▶ **GIVEN DATA**
»»
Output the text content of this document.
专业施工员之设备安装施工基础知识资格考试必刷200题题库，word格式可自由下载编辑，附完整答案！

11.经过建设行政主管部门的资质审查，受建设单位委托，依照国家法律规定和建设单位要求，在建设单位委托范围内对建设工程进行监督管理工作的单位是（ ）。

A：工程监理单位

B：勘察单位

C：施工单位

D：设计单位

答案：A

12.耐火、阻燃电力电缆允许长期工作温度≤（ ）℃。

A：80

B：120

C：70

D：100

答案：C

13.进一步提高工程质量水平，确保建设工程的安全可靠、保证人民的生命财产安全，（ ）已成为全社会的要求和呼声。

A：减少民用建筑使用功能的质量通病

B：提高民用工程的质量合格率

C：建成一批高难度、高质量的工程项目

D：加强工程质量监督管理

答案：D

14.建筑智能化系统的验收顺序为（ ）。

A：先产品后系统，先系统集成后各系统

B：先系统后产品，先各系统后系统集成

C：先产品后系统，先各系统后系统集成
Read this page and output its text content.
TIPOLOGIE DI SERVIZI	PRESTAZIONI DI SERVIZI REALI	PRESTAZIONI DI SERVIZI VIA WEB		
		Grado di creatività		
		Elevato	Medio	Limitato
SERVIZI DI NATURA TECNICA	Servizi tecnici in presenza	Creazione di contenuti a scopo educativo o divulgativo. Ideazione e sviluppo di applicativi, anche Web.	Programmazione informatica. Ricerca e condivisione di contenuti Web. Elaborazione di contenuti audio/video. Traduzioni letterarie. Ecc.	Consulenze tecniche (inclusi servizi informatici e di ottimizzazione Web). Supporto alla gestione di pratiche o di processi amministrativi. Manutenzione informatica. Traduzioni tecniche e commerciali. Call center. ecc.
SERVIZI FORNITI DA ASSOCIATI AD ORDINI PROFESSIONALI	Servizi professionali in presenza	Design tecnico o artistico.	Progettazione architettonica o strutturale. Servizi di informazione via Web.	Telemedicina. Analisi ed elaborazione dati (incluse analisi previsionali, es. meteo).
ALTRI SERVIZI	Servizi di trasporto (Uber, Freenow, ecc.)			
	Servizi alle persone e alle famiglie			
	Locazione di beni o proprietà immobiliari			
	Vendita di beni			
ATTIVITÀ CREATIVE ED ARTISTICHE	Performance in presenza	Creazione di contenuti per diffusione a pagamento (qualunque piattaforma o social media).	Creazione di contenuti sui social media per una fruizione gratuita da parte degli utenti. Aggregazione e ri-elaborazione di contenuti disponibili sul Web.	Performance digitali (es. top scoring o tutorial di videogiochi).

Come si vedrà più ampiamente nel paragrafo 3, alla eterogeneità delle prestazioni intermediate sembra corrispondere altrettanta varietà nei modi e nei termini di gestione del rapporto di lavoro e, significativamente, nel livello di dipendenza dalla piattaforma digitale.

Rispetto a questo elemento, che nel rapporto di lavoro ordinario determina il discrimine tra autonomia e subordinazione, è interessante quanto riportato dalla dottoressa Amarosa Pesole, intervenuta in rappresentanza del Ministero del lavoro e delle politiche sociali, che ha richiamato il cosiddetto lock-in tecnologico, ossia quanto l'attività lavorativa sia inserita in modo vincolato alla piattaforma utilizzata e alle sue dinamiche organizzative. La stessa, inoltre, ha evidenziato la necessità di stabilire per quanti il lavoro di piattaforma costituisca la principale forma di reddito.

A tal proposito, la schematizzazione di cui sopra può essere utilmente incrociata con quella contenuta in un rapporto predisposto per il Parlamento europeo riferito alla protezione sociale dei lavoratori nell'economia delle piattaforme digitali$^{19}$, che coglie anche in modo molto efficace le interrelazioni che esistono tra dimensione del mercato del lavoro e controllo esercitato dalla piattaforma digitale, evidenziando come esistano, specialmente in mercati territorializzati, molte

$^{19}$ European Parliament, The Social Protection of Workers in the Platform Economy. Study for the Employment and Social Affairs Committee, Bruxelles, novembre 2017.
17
««
▶ **YOUR TASK**
Note how many lines in the material hold the word "先产品后系统", and give that number with nothing added.

▶ **EXERCISE ANSWER**
2